Dataset -
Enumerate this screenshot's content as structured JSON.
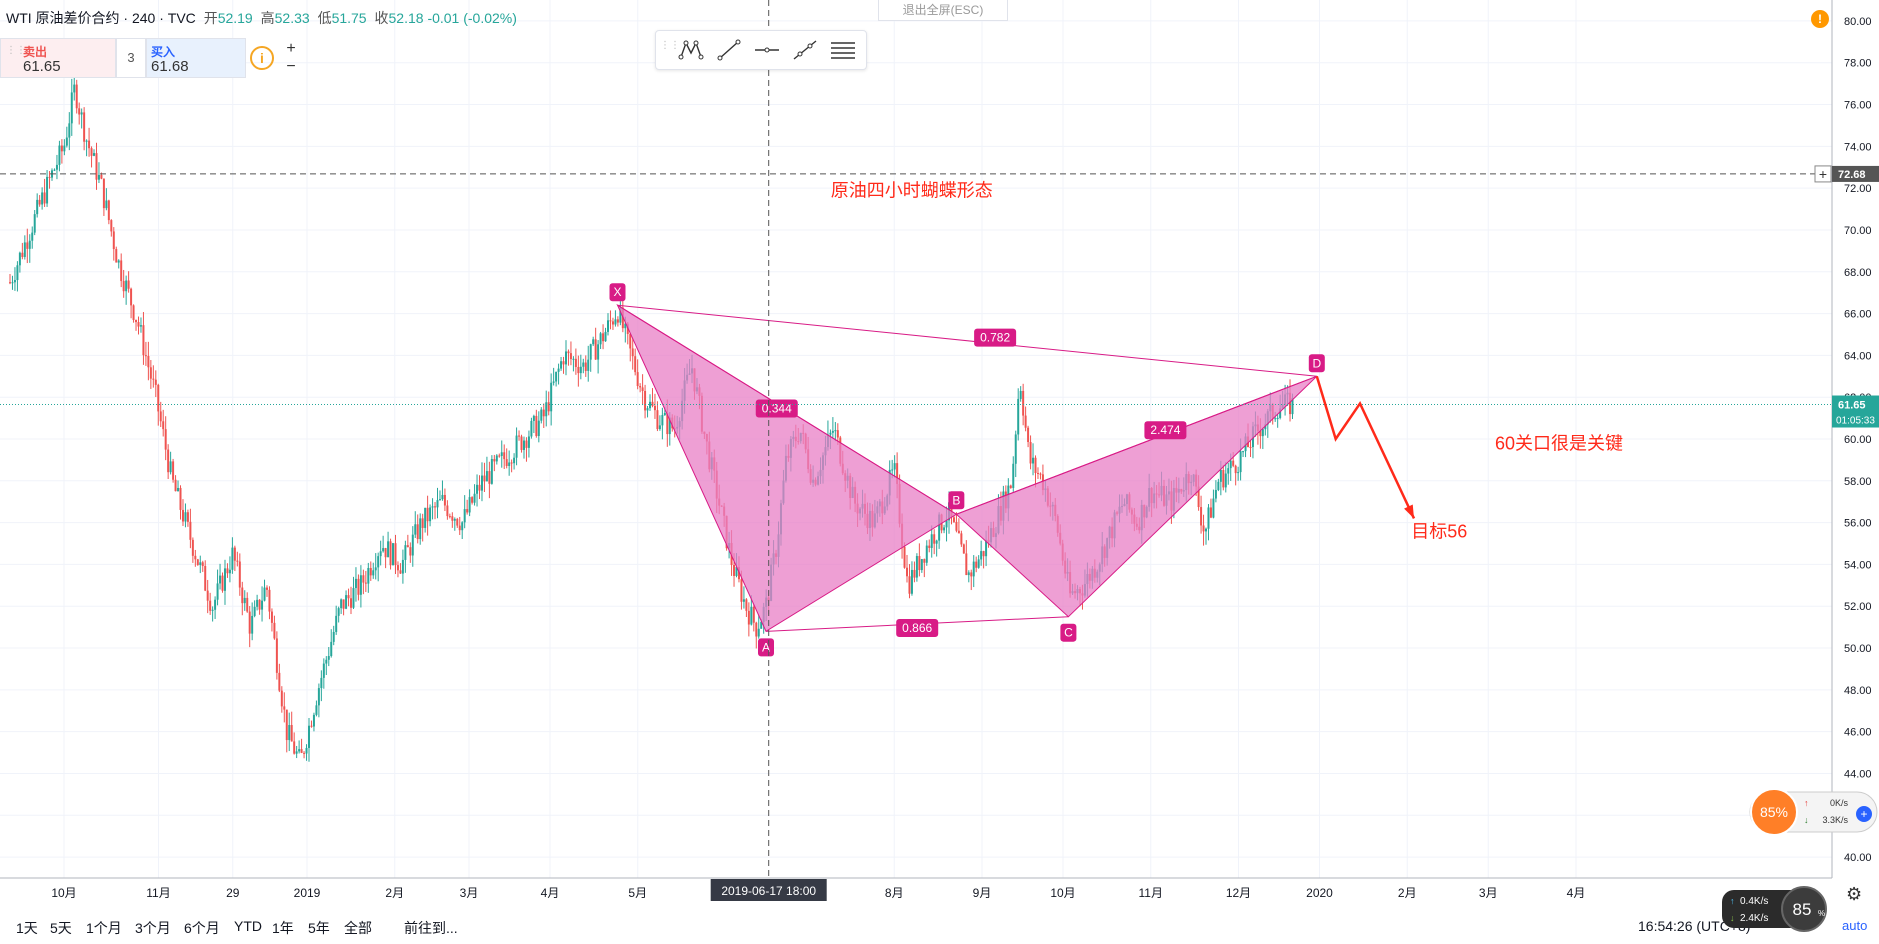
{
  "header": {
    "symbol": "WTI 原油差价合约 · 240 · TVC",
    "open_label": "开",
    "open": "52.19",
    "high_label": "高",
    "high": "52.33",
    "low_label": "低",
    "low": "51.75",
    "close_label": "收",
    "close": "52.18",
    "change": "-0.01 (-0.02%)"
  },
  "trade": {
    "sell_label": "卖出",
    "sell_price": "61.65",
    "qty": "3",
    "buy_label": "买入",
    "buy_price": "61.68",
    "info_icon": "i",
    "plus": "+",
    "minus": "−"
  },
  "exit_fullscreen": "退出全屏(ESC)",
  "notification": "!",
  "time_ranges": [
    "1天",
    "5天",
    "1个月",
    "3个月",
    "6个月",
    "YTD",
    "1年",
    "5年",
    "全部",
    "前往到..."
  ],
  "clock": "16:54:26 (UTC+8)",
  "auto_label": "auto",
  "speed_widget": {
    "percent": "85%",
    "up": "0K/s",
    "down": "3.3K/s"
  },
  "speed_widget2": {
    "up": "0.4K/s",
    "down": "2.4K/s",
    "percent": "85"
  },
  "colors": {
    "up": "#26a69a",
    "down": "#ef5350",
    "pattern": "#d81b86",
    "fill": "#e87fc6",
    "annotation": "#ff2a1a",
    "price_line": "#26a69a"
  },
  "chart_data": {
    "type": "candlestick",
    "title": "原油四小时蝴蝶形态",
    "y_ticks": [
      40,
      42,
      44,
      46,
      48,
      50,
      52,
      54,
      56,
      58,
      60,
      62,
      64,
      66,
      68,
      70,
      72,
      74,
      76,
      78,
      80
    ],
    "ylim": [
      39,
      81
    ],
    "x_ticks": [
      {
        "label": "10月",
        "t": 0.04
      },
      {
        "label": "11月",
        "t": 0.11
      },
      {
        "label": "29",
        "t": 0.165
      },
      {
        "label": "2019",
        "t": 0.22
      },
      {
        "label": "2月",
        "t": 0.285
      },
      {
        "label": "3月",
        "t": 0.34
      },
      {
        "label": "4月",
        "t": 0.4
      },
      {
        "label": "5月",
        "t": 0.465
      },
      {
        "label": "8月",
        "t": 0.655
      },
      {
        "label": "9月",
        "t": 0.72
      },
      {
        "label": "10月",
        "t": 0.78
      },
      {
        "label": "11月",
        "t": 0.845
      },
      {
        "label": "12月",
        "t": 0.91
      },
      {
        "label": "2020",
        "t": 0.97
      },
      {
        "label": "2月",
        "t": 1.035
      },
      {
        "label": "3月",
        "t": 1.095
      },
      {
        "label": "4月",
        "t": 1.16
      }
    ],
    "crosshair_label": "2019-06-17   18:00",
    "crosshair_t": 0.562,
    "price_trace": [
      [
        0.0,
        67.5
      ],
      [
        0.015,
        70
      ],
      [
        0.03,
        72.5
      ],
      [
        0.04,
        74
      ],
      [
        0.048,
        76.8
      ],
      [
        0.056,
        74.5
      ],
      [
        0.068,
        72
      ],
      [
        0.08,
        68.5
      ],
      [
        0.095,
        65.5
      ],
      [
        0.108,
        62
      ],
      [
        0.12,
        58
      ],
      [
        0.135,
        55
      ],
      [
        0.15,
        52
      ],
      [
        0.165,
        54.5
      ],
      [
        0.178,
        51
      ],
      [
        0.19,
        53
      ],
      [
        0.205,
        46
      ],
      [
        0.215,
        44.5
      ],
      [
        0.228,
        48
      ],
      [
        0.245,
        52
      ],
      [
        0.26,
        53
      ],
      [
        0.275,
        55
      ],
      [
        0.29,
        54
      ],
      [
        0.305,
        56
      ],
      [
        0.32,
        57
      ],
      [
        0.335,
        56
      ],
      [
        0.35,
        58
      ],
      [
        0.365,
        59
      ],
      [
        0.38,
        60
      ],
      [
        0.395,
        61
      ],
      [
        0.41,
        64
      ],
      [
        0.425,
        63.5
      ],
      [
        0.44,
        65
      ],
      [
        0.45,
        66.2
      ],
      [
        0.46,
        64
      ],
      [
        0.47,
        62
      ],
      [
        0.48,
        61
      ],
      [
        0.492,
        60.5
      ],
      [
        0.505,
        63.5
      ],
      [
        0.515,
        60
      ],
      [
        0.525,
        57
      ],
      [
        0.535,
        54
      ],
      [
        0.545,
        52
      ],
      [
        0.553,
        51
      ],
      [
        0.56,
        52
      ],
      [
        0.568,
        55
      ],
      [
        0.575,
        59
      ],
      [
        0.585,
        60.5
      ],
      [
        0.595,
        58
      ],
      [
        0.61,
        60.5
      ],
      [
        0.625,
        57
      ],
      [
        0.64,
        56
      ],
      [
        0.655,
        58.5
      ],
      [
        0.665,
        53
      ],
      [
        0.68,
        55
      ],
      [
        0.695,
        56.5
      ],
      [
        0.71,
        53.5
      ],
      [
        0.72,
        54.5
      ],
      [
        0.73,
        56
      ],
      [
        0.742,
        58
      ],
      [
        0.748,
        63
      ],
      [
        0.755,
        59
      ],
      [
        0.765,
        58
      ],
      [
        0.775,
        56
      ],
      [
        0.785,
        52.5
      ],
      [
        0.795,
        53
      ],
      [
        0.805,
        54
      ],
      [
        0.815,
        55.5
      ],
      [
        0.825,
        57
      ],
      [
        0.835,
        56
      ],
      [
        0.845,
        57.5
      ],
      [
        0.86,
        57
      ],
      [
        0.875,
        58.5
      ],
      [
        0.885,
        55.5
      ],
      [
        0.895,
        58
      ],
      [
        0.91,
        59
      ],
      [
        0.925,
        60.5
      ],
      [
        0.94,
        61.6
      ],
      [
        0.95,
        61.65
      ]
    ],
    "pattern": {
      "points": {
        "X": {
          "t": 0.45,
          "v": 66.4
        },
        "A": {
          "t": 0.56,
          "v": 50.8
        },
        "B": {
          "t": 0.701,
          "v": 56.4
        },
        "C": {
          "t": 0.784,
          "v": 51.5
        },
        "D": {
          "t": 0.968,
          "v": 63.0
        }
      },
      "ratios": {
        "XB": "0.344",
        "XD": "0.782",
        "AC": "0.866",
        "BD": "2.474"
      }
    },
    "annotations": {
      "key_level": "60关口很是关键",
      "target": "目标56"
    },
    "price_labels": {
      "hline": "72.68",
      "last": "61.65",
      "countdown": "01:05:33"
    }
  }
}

...

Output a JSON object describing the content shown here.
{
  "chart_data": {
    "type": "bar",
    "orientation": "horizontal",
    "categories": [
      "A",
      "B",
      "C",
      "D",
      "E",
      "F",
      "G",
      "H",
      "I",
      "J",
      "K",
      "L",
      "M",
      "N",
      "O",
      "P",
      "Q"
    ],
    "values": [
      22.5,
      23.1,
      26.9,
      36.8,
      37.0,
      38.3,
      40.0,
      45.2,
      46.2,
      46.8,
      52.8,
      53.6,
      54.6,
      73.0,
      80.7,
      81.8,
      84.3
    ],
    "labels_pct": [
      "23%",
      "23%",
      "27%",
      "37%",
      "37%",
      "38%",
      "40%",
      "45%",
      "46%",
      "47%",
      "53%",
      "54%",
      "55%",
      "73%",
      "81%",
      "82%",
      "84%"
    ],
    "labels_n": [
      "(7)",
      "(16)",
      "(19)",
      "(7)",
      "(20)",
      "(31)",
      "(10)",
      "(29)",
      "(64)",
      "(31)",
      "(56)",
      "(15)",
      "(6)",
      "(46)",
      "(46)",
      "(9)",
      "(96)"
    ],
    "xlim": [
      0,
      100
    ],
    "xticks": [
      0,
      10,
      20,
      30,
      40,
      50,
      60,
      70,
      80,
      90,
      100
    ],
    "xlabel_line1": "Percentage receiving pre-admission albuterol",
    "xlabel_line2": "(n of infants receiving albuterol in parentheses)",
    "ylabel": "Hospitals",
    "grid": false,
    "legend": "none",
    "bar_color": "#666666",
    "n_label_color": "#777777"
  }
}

Your task - Write out every line of the listing that holds the word "albuterol".

Response for this exercise -
    "xlabel_line1": "Percentage receiving pre-admission albuterol",
    "xlabel_line2": "(n of infants receiving albuterol in parentheses)",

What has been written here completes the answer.